Return the material word for word. Do not include the pictures.

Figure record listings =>
○ ○ ○ ○ ○ ○ ○

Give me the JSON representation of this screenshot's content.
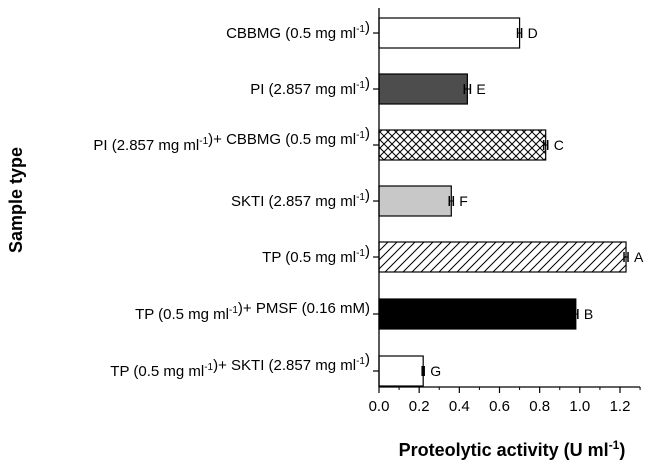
{
  "chart_data": {
    "type": "bar",
    "orientation": "horizontal",
    "xlabel": {
      "text": "Proteolytic activity (U ml",
      "sup": "-1",
      "close": ")"
    },
    "ylabel": "Sample type",
    "xlim": [
      0,
      1.3
    ],
    "xticks": [
      "0.0",
      "0.2",
      "0.4",
      "0.6",
      "0.8",
      "1.0",
      "1.2"
    ],
    "grid": false,
    "categories": [
      {
        "parts": [
          {
            "t": "CBBMG (0.5 mg ml"
          },
          {
            "sup": "-1"
          },
          {
            "t": ")"
          }
        ],
        "value": 0.7,
        "error": 0.01,
        "letter": "D",
        "fill": "white"
      },
      {
        "parts": [
          {
            "t": "PI (2.857 mg ml"
          },
          {
            "sup": "-1"
          },
          {
            "t": ")"
          }
        ],
        "value": 0.44,
        "error": 0.015,
        "letter": "E",
        "fill": "darkgray"
      },
      {
        "parts": [
          {
            "t": "PI (2.857 mg ml"
          },
          {
            "sup": "-1"
          },
          {
            "t": ")+ CBBMG (0.5 mg ml"
          },
          {
            "sup": "-1"
          },
          {
            "t": ")"
          }
        ],
        "value": 0.83,
        "error": 0.01,
        "letter": "C",
        "fill": "crosshatch"
      },
      {
        "parts": [
          {
            "t": "SKTI (2.857 mg ml"
          },
          {
            "sup": "-1"
          },
          {
            "t": ")"
          }
        ],
        "value": 0.36,
        "error": 0.01,
        "letter": "F",
        "fill": "lightgray"
      },
      {
        "parts": [
          {
            "t": "TP (0.5 mg ml"
          },
          {
            "sup": "-1"
          },
          {
            "t": ")"
          }
        ],
        "value": 1.23,
        "error": 0.01,
        "letter": "A",
        "fill": "diagonal"
      },
      {
        "parts": [
          {
            "t": "TP (0.5 mg ml"
          },
          {
            "sup": "-1"
          },
          {
            "t": ")+ PMSF (0.16 mM)"
          }
        ],
        "value": 0.98,
        "error": 0.01,
        "letter": "B",
        "fill": "black"
      },
      {
        "parts": [
          {
            "t": "TP (0.5 mg ml"
          },
          {
            "sup": "-1"
          },
          {
            "t": ")+ SKTI (2.857 mg ml"
          },
          {
            "sup": "-1"
          },
          {
            "t": ")"
          }
        ],
        "value": 0.22,
        "error": 0.005,
        "letter": "G",
        "fill": "white"
      }
    ],
    "colors": {
      "darkgray": "#4d4d4d",
      "lightgray": "#c8c8c8",
      "black": "#000000",
      "outline": "#000000"
    }
  }
}
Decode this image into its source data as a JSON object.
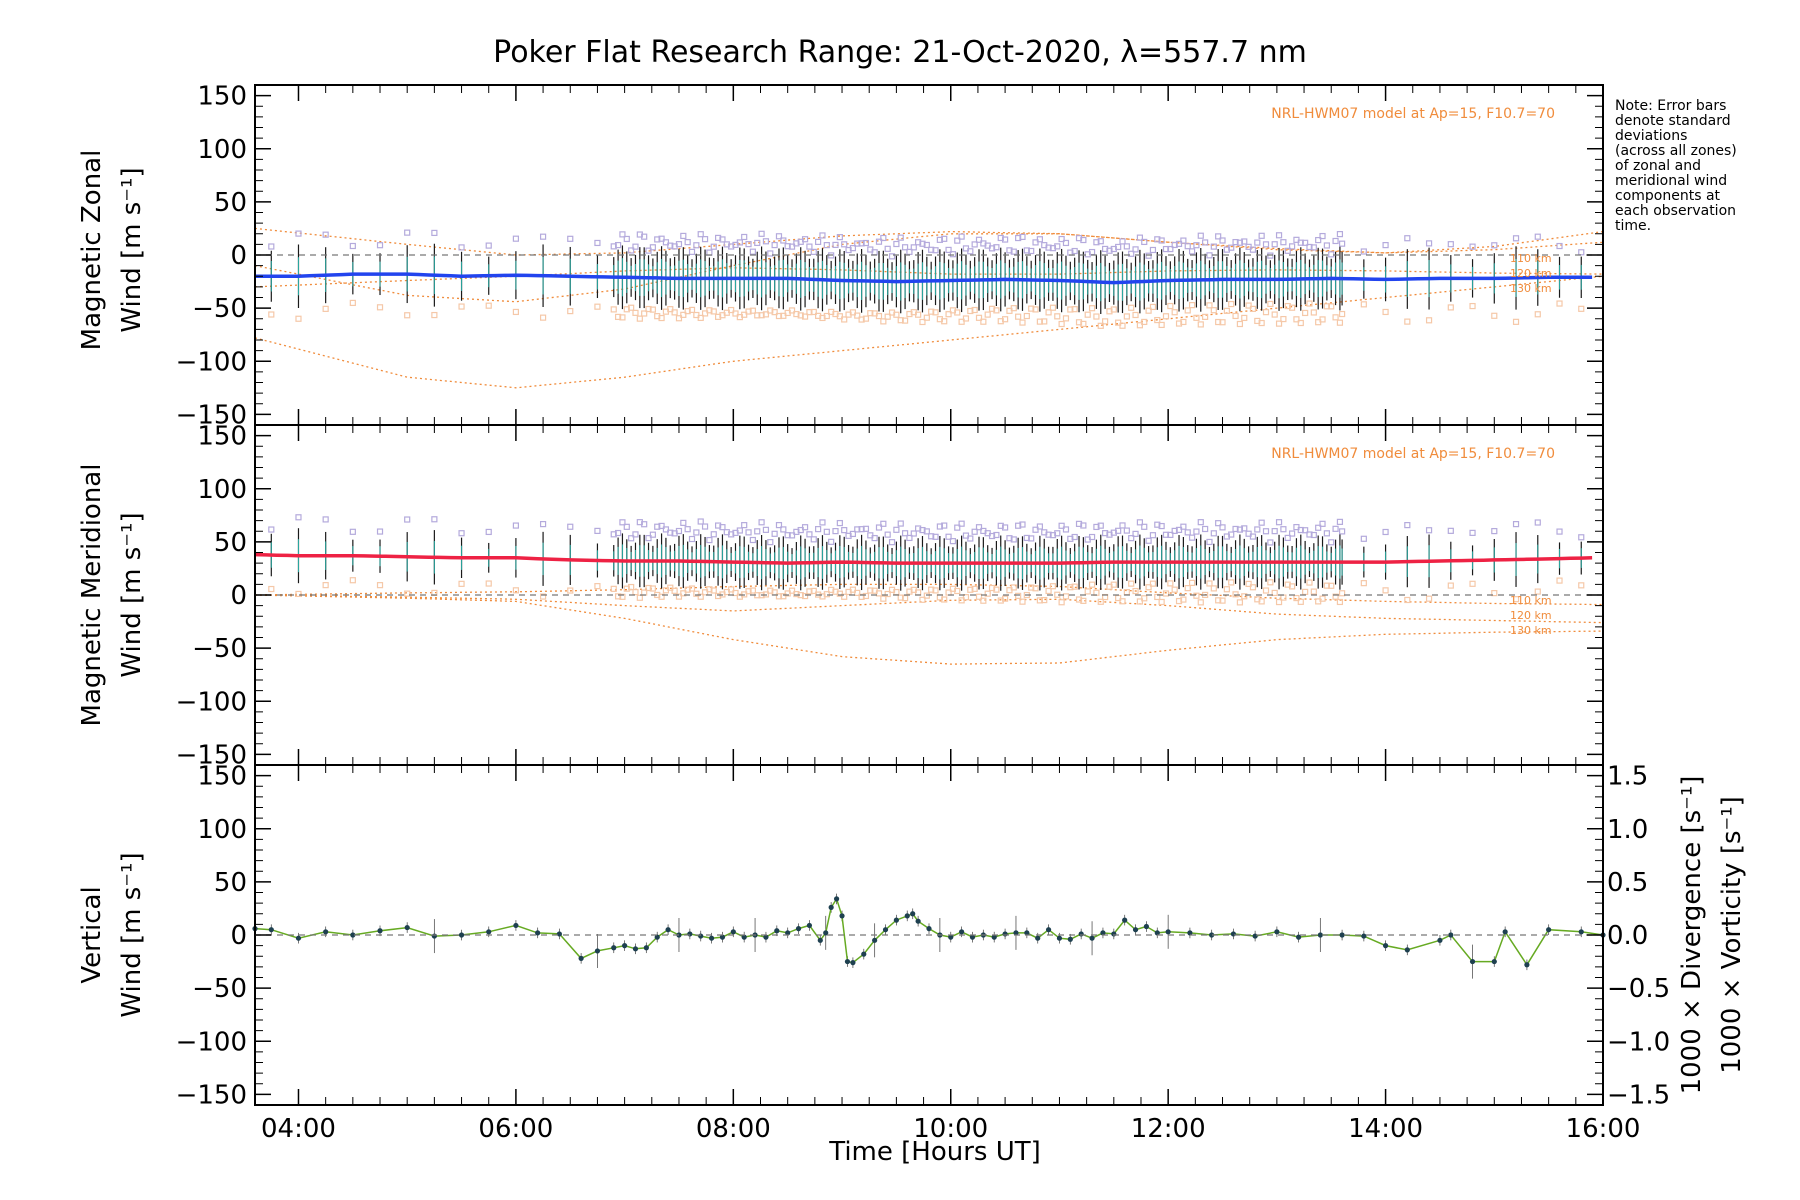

○ ○ ○ ○ ○ ○ ○

Task result =>
Give me the JSON representation of this screenshot's content.
{
  "chart_data": {
    "type": "bar",
    "orientation": "horizontal",
    "xlabel": {
      "text": "Proteolytic activity (U ml",
      "sup": "-1",
      "close": ")"
    },
    "ylabel": "Sample type",
    "xlim": [
      0,
      1.3
    ],
    "xticks": [
      "0.0",
      "0.2",
      "0.4",
      "0.6",
      "0.8",
      "1.0",
      "1.2"
    ],
    "grid": false,
    "categories": [
      {
        "parts": [
          {
            "t": "CBBMG (0.5 mg ml"
          },
          {
            "sup": "-1"
          },
          {
            "t": ")"
          }
        ],
        "value": 0.7,
        "error": 0.01,
        "letter": "D",
        "fill": "white"
      },
      {
        "parts": [
          {
            "t": "PI (2.857 mg ml"
          },
          {
            "sup": "-1"
          },
          {
            "t": ")"
          }
        ],
        "value": 0.44,
        "error": 0.015,
        "letter": "E",
        "fill": "darkgray"
      },
      {
        "parts": [
          {
            "t": "PI (2.857 mg ml"
          },
          {
            "sup": "-1"
          },
          {
            "t": ")+ CBBMG (0.5 mg ml"
          },
          {
            "sup": "-1"
          },
          {
            "t": ")"
          }
        ],
        "value": 0.83,
        "error": 0.01,
        "letter": "C",
        "fill": "crosshatch"
      },
      {
        "parts": [
          {
            "t": "SKTI (2.857 mg ml"
          },
          {
            "sup": "-1"
          },
          {
            "t": ")"
          }
        ],
        "value": 0.36,
        "error": 0.01,
        "letter": "F",
        "fill": "lightgray"
      },
      {
        "parts": [
          {
            "t": "TP (0.5 mg ml"
          },
          {
            "sup": "-1"
          },
          {
            "t": ")"
          }
        ],
        "value": 1.23,
        "error": 0.01,
        "letter": "A",
        "fill": "diagonal"
      },
      {
        "parts": [
          {
            "t": "TP (0.5 mg ml"
          },
          {
            "sup": "-1"
          },
          {
            "t": ")+ PMSF (0.16 mM)"
          }
        ],
        "value": 0.98,
        "error": 0.01,
        "letter": "B",
        "fill": "black"
      },
      {
        "parts": [
          {
            "t": "TP (0.5 mg ml"
          },
          {
            "sup": "-1"
          },
          {
            "t": ")+ SKTI (2.857 mg ml"
          },
          {
            "sup": "-1"
          },
          {
            "t": ")"
          }
        ],
        "value": 0.22,
        "error": 0.005,
        "letter": "G",
        "fill": "white"
      }
    ],
    "colors": {
      "darkgray": "#4d4d4d",
      "lightgray": "#c8c8c8",
      "black": "#000000",
      "outline": "#000000"
    }
  }
}
Decode this image into its source data as a JSON object.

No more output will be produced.